* **Records supplied**:
-------

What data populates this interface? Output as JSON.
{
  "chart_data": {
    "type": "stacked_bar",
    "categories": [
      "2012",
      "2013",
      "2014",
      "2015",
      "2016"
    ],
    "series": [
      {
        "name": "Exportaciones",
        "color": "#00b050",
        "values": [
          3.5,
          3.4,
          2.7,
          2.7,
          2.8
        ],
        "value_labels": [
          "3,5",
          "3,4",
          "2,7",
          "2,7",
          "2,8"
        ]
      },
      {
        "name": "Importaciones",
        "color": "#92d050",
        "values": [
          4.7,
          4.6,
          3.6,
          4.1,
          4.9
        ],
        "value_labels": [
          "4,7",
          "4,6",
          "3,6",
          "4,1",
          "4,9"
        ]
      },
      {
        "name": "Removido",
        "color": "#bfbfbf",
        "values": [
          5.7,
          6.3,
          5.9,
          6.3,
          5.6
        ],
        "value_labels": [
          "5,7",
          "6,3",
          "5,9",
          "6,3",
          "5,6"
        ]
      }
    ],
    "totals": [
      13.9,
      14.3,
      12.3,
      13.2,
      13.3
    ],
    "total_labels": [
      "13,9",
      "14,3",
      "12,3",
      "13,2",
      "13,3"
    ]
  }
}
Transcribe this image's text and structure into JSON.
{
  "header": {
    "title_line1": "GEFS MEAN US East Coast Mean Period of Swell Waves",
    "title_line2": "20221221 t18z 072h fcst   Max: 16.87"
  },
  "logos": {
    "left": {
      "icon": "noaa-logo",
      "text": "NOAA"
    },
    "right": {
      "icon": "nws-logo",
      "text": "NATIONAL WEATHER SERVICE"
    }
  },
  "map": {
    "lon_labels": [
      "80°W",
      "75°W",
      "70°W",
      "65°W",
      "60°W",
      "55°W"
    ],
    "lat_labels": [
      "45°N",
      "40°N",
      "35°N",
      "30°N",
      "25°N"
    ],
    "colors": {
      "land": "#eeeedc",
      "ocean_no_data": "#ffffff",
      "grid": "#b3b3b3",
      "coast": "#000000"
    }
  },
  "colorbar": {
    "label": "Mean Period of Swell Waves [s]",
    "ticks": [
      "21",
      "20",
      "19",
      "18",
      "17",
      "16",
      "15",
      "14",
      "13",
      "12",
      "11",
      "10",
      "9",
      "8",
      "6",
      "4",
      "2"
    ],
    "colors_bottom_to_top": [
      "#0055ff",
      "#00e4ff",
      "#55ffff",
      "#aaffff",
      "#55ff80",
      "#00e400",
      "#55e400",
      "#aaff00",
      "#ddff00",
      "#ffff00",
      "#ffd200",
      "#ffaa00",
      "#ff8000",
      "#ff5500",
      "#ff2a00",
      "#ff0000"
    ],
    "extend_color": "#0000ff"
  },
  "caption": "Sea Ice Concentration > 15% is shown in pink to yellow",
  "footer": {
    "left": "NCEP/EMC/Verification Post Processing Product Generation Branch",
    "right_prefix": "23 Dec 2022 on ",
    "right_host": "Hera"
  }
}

-------

* **Problem to solve**: In the records above, collect each line with "Mean".

* **Result for this exercise**:
    "title_line1": "GEFS MEAN US East Coast Mean Period of Swell Waves",
    "label": "Mean Period of Swell Waves [s]",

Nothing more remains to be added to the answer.